:: TEXT EXCERPT

The Dark Side

For Poets United mid-week motif – the food we eat. For dVerse Poets, Open Link Night. Sorry for the long ass poem. When it comes to cheffing and cooking, I have diarrhea of the mouth.  As an aside, I am 4’10” and weigh 95 lbs.  When I was cheffing, I weighed 80 pounds.  This is for Jeff, Tony, and Jose.  Wish you were here.

The Dark Side
“And I don’t know a soul who’s not been battered
I don’t have a friend who feels at ease
I don’t know a dream that’s not been shattered
or driven to its knees” Paul Simon, American Tune

I walked out of the restaurant forever –
my knife roll in my hand.
I was burned out, drunk out, coked out.
I worked 14 – 16 hours a day, six days a week like many a chef.
My body was old before its time –
from standing long hours,
from lifting heavy stock pots, and sides of beef,
from putting up with bullshit from
a lot of male owners, waiters, lower chefs.
Every day in America at least one restaurant worker
commits suicide – I lost close three friends in three months
in 2018 to suicide – two by hanging,
one by purposeful drug overdose.
The food comes out to you all clean and arranged on a plate,
put down by a polite runner or waiter.
You don’t know the chef who prepared it.
You forget there is a human behind the food.
People who work in restaurants often do not
fit into Corporate America, Mid-America,
Family America.
Restaurants are like families – some
are totally dysfunctional, there is abuse, there is substance abuse.
Others are well organized and run like clocks,
some are supportive and kind.
I attempted suicide twice.
I finally bottomed out and got myself
to a 12 Step Meeting.
After being out of the industry for 25 years
I finally felt safe enough to volunteer
at a soup kitchen and food bank –
as one of their three cooks.

::::
:: DATASET EXCERPTS

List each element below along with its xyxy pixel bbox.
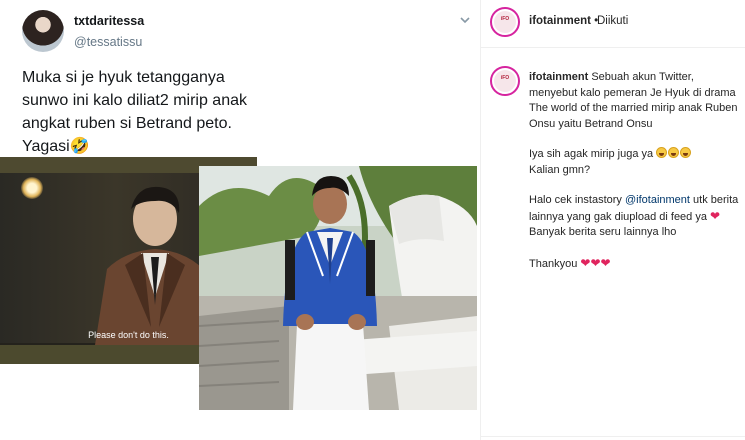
caption-paragraph: Iya sih agak mirip juga ya Kalian gmn?: [529, 147, 739, 178]
laughing-emoji-icon: [680, 147, 692, 158]
heart-icon: ❤: [580, 255, 591, 270]
caption-paragraph: Thankyou ❤❤❤: [529, 255, 611, 270]
tweet-display-name: txtdaritessa: [74, 14, 145, 28]
caption-paragraph: Halo cek instastory @ifotainment utk ber…: [529, 194, 739, 238]
post-side-panel: iFO ifotainment • Diikuti iFO ifotainmen…: [480, 0, 745, 440]
heart-icon: ❤: [600, 255, 611, 270]
tweet-handle: @tessatissu: [74, 35, 143, 49]
divider: [481, 436, 745, 437]
post-image[interactable]: txtdaritessa @tessatissu Muka si je hyuk…: [0, 0, 480, 440]
post-caption: ifotainment Sebuah akun Twitter, menyebu…: [529, 70, 739, 287]
tweet-header: txtdaritessa @tessatissu: [22, 8, 472, 56]
account-username[interactable]: ifotainment •: [529, 15, 598, 27]
laughing-emoji-icon: [656, 147, 668, 158]
follow-status[interactable]: Diikuti: [597, 15, 628, 27]
post-header: iFO ifotainment • Diikuti: [481, 0, 745, 48]
caption-paragraph: ifotainment Sebuah akun Twitter, menyebu…: [529, 71, 738, 130]
instagram-post: txtdaritessa @tessatissu Muka si je hyuk…: [0, 0, 745, 440]
account-avatar[interactable]: iFO: [490, 7, 520, 37]
tweet-avatar: [22, 10, 64, 52]
uniform-photo: [199, 166, 477, 410]
heart-icon: ❤: [590, 255, 601, 270]
laughing-emoji-icon: [668, 147, 680, 158]
caption-avatar[interactable]: iFO: [490, 66, 520, 96]
mention-link[interactable]: @ifotainment: [625, 194, 690, 206]
caption-username[interactable]: ifotainment: [529, 71, 588, 83]
avatar-logo: iFO: [500, 16, 510, 22]
heart-icon: ❤: [710, 208, 721, 223]
chevron-down-icon: [458, 14, 472, 28]
tweet-text: Muka si je hyuk tetangganya sunwo ini ka…: [22, 69, 247, 155]
rofl-emoji: 🤣: [69, 138, 90, 155]
avatar-logo: iFO: [500, 75, 510, 81]
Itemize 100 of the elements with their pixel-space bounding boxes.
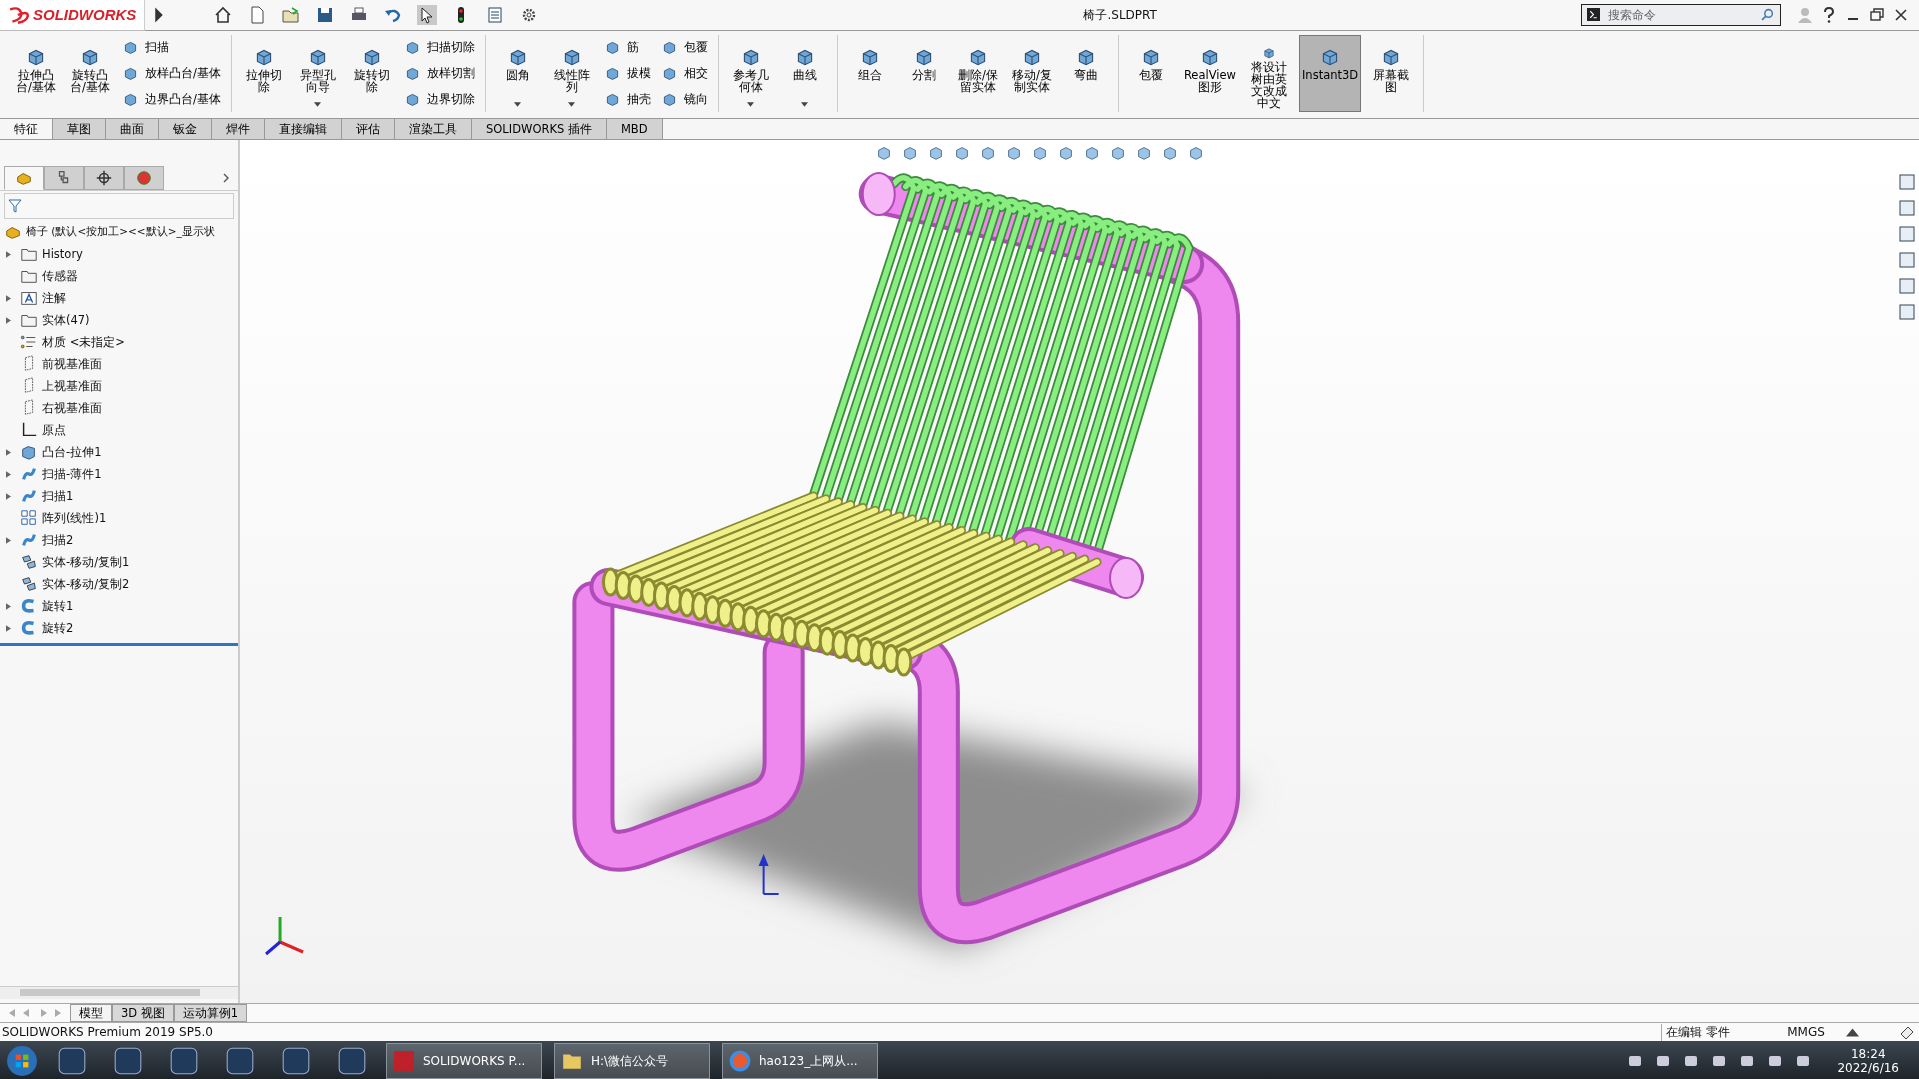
command-tab[interactable]: 曲面 xyxy=(106,119,159,139)
app-icon xyxy=(393,1050,415,1072)
tree-item[interactable]: 旋转2 xyxy=(42,620,74,636)
taskbar-button[interactable]: H:\微信公众号 xyxy=(554,1043,710,1079)
ribbon-button[interactable]: Instant3D xyxy=(1298,35,1362,112)
ribbon-button[interactable]: 镜向 xyxy=(658,89,710,109)
tree-item[interactable]: 前视基准面 xyxy=(42,356,102,372)
command-tab[interactable]: 评估 xyxy=(342,119,395,139)
dropdown-caret-icon xyxy=(747,102,755,107)
tree-item[interactable]: 传感器 xyxy=(42,268,78,284)
ribbon-button[interactable]: RealView图形 xyxy=(1180,35,1239,112)
filter-field[interactable] xyxy=(4,193,234,219)
ribbon-button[interactable]: 弯曲 xyxy=(1061,35,1110,112)
ribbon-button[interactable]: 抽壳 xyxy=(601,89,653,109)
expand-arrow-icon[interactable] xyxy=(5,470,11,478)
ribbon-button[interactable]: 扫描 xyxy=(120,38,223,58)
expand-arrow-icon[interactable] xyxy=(5,492,11,500)
ribbon-button[interactable]: 删除/保留实体 xyxy=(953,35,1002,112)
bottom-tab[interactable]: 模型 xyxy=(70,1004,112,1022)
ribbon-button[interactable]: 包覆 xyxy=(658,38,710,58)
tree-item[interactable]: 实体-移动/复制1 xyxy=(42,554,130,570)
tree-item[interactable]: 材质 <未指定> xyxy=(42,334,125,350)
ribbon-button[interactable]: 移动/复制实体 xyxy=(1007,35,1056,112)
scrollbar[interactable] xyxy=(0,986,238,999)
ribbon-button[interactable]: 扫描切除 xyxy=(401,38,477,58)
ribbon-button[interactable]: 曲线 xyxy=(780,35,829,112)
ribbon-button[interactable]: 圆角 xyxy=(493,35,542,112)
ribbon-button[interactable]: 线性阵列 xyxy=(547,35,596,112)
logo-icon xyxy=(8,5,30,24)
panel-tab[interactable] xyxy=(84,166,124,190)
chevron-icon[interactable] xyxy=(222,172,230,184)
expand-arrow-icon[interactable] xyxy=(5,602,11,610)
command-tab[interactable]: 直接编辑 xyxy=(265,119,342,139)
ribbon-button[interactable]: 组合 xyxy=(845,35,894,112)
tree-item[interactable]: 椅子 (默认<按加工><<默认>_显示状 xyxy=(26,225,215,239)
start-button[interactable] xyxy=(6,1045,38,1077)
ribbon-button[interactable]: 边界凸台/基体 xyxy=(120,89,223,109)
axis-triad-icon xyxy=(265,917,304,956)
ribbon-button[interactable]: 参考几何体 xyxy=(726,35,775,112)
tree-item[interactable]: 实体(47) xyxy=(42,312,90,328)
ribbon-button[interactable]: 分割 xyxy=(899,35,948,112)
command-tab[interactable]: SOLIDWORKS 插件 xyxy=(472,119,607,139)
tree-item[interactable]: 上视基准面 xyxy=(42,378,102,394)
ribbon-button[interactable]: 屏幕截图 xyxy=(1367,35,1416,112)
taskbar-button[interactable]: SOLIDWORKS P... xyxy=(386,1043,542,1079)
ribbon-button[interactable]: 旋转切除 xyxy=(347,35,396,112)
expand-arrow-icon[interactable] xyxy=(5,536,11,544)
tree-item[interactable]: 扫描2 xyxy=(42,532,74,548)
tree-item[interactable]: 旋转1 xyxy=(42,598,74,614)
command-tab[interactable]: MBD xyxy=(606,119,663,139)
cube-icon xyxy=(122,39,139,57)
app-logo[interactable]: SOLIDWORKS xyxy=(0,0,146,31)
tree-item[interactable]: 阵列(线性)1 xyxy=(42,510,107,526)
axes-icon xyxy=(20,421,38,439)
material-icon xyxy=(20,333,38,351)
open-folder-icon[interactable] xyxy=(281,5,302,25)
units-selector[interactable]: MMGS xyxy=(1776,1025,1836,1039)
tree-item[interactable]: 原点 xyxy=(42,422,66,438)
ribbon-button[interactable]: 边界切除 xyxy=(401,89,477,109)
expand-arrow-icon[interactable] xyxy=(5,250,11,258)
ribbon-button[interactable]: 拉伸切除 xyxy=(239,35,288,112)
bottom-tab[interactable]: 运动算例1 xyxy=(173,1004,248,1022)
tree-item[interactable]: 右视基准面 xyxy=(42,400,102,416)
ribbon-button[interactable]: 放样凸台/基体 xyxy=(120,64,223,83)
tree-item[interactable]: 注解 xyxy=(42,290,66,306)
command-tab[interactable]: 草图 xyxy=(53,119,106,139)
panel-tab[interactable] xyxy=(124,166,164,190)
ribbon-button[interactable]: 相交 xyxy=(658,64,710,83)
command-tab[interactable]: 渲染工具 xyxy=(395,119,472,139)
dropdown-caret-icon xyxy=(801,102,809,107)
ribbon-button[interactable]: 筋 xyxy=(601,38,653,58)
status-text: SOLIDWORKS Premium 2019 SP5.0 xyxy=(2,1025,213,1039)
tree-item[interactable]: 扫描1 xyxy=(42,488,74,504)
panel-tab[interactable] xyxy=(44,166,84,190)
ribbon-button[interactable]: 将设计树由英文改成中文 xyxy=(1244,35,1293,112)
move-icon xyxy=(20,575,38,593)
ribbon-button[interactable]: 放样切割 xyxy=(401,64,477,83)
up-caret-icon[interactable] xyxy=(1846,1025,1859,1039)
dropdown-caret-icon xyxy=(514,102,522,107)
tree-item[interactable]: 扫描-薄件1 xyxy=(42,466,102,482)
command-tab[interactable]: 焊件 xyxy=(212,119,265,139)
panel-tab[interactable] xyxy=(4,166,44,190)
expand-arrow-icon[interactable] xyxy=(5,316,11,324)
ribbon-button[interactable]: 旋转凸台/基体 xyxy=(66,35,114,112)
expand-arrow-icon[interactable] xyxy=(5,294,11,302)
search-field[interactable]: 搜索命令 xyxy=(1581,4,1781,26)
ribbon-button[interactable]: 异型孔向导 xyxy=(293,35,342,112)
ribbon-button[interactable]: 拔模 xyxy=(601,64,653,83)
taskbar-button[interactable]: hao123_上网从... xyxy=(722,1043,878,1079)
tree-item[interactable]: 实体-移动/复制2 xyxy=(42,576,130,592)
expand-arrow-icon[interactable] xyxy=(5,624,11,632)
tree-item[interactable]: History xyxy=(42,247,83,261)
tube-icon xyxy=(20,531,38,549)
ribbon-button[interactable]: 拉伸凸台/基体 xyxy=(12,35,60,112)
cube-icon[interactable] xyxy=(1031,144,1049,162)
bottom-tab[interactable]: 3D 视图 xyxy=(112,1004,174,1022)
command-tab[interactable]: 钣金 xyxy=(159,119,212,139)
ribbon-button[interactable]: 包覆 xyxy=(1126,35,1175,112)
tree-item[interactable]: 凸台-拉伸1 xyxy=(42,444,102,460)
expand-arrow-icon[interactable] xyxy=(5,448,11,456)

::::

◆ WHAT YOU SHOULD DO:
Copy the part of the poem that begins at the words "I worked 14" and stops after "who prepared it.", replacing "polite" with "courteous". Work from the poem alone.

◆ COMPLETE RESPONSE:
I worked 14 – 16 hours a day, six days a week like many a chef.
My body was old before its time –
from standing long hours,
from lifting heavy stock pots, and sides of beef,
from putting up with bullshit from
a lot of male owners, waiters, lower chefs.
Every day in America at least one restaurant worker
commits suicide – I lost close three friends in three months
in 2018 to suicide – two by hanging,
one by purposeful drug overdose.
The food comes out to you all clean and arranged on a plate,
put down by a courteous runner or waiter.
You don’t know the chef who prepared it.